▶ EXERCISE INSTRUCTIONS: Copy out the listing that follows, exact in every word, and skip the images.

▶ EXERCISE INPUT:
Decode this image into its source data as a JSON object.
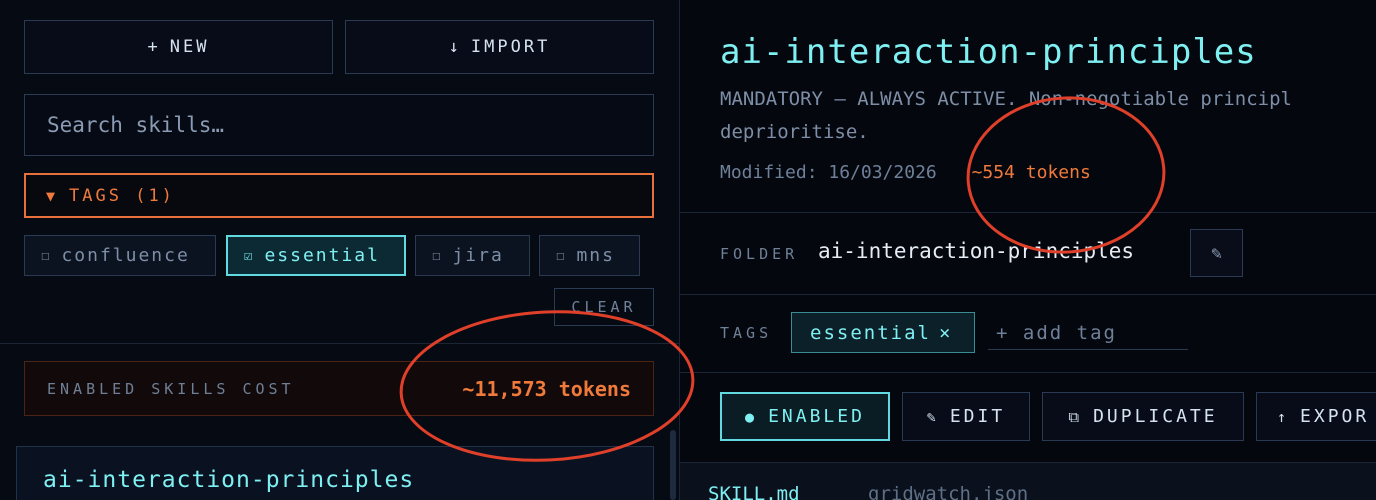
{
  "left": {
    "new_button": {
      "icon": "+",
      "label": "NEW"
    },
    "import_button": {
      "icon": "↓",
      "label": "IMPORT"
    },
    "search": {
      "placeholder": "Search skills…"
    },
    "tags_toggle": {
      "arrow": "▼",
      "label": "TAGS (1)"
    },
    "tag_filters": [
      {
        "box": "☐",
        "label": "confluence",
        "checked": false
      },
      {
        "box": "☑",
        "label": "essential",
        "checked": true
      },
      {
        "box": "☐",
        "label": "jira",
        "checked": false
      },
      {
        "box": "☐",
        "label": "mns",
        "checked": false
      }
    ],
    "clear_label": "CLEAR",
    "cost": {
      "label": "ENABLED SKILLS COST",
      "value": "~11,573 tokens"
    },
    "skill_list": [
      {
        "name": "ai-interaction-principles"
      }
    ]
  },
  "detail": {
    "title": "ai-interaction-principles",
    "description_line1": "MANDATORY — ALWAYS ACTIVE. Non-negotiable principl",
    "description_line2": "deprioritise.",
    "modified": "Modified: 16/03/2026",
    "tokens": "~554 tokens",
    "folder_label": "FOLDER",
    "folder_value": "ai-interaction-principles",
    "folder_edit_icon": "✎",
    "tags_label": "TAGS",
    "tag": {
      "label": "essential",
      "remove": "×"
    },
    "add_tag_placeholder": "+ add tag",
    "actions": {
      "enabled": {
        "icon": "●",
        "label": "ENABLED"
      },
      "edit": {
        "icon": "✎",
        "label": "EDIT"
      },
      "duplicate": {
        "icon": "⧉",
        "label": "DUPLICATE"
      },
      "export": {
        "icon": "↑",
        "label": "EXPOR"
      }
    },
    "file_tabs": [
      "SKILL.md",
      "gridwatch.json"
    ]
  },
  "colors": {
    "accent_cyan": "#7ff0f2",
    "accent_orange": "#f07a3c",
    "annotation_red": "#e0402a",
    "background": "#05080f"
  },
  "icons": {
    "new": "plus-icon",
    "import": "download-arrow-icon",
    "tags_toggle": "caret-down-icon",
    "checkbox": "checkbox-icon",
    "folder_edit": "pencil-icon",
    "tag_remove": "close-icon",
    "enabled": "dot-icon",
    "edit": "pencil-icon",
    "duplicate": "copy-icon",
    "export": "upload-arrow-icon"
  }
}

▶ RESULT OF THIS EXERCISE:
Decode this image into its source data as a JSON object.
{
  "left": {
    "new_button": {
      "icon": "+",
      "label": "NEW"
    },
    "import_button": {
      "icon": "↓",
      "label": "IMPORT"
    },
    "search": {
      "placeholder": "Search skills…"
    },
    "tags_toggle": {
      "arrow": "▼",
      "label": "TAGS (1)"
    },
    "tag_filters": [
      {
        "box": "☐",
        "label": "confluence",
        "checked": false
      },
      {
        "box": "☑",
        "label": "essential",
        "checked": true
      },
      {
        "box": "☐",
        "label": "jira",
        "checked": false
      },
      {
        "box": "☐",
        "label": "mns",
        "checked": false
      }
    ],
    "clear_label": "CLEAR",
    "cost": {
      "label": "ENABLED SKILLS COST",
      "value": "~11,573 tokens"
    },
    "skill_list": [
      {
        "name": "ai-interaction-principles"
      }
    ]
  },
  "detail": {
    "title": "ai-interaction-principles",
    "description_line1": "MANDATORY — ALWAYS ACTIVE. Non-negotiable principl",
    "description_line2": "deprioritise.",
    "modified": "Modified: 16/03/2026",
    "tokens": "~554 tokens",
    "folder_label": "FOLDER",
    "folder_value": "ai-interaction-principles",
    "folder_edit_icon": "✎",
    "tags_label": "TAGS",
    "tag": {
      "label": "essential",
      "remove": "×"
    },
    "add_tag_placeholder": "+ add tag",
    "actions": {
      "enabled": {
        "icon": "●",
        "label": "ENABLED"
      },
      "edit": {
        "icon": "✎",
        "label": "EDIT"
      },
      "duplicate": {
        "icon": "⧉",
        "label": "DUPLICATE"
      },
      "export": {
        "icon": "↑",
        "label": "EXPOR"
      }
    },
    "file_tabs": [
      "SKILL.md",
      "gridwatch.json"
    ]
  },
  "colors": {
    "accent_cyan": "#7ff0f2",
    "accent_orange": "#f07a3c",
    "annotation_red": "#e0402a",
    "background": "#05080f"
  },
  "icons": {
    "new": "plus-icon",
    "import": "download-arrow-icon",
    "tags_toggle": "caret-down-icon",
    "checkbox": "checkbox-icon",
    "folder_edit": "pencil-icon",
    "tag_remove": "close-icon",
    "enabled": "dot-icon",
    "edit": "pencil-icon",
    "duplicate": "copy-icon",
    "export": "upload-arrow-icon"
  }
}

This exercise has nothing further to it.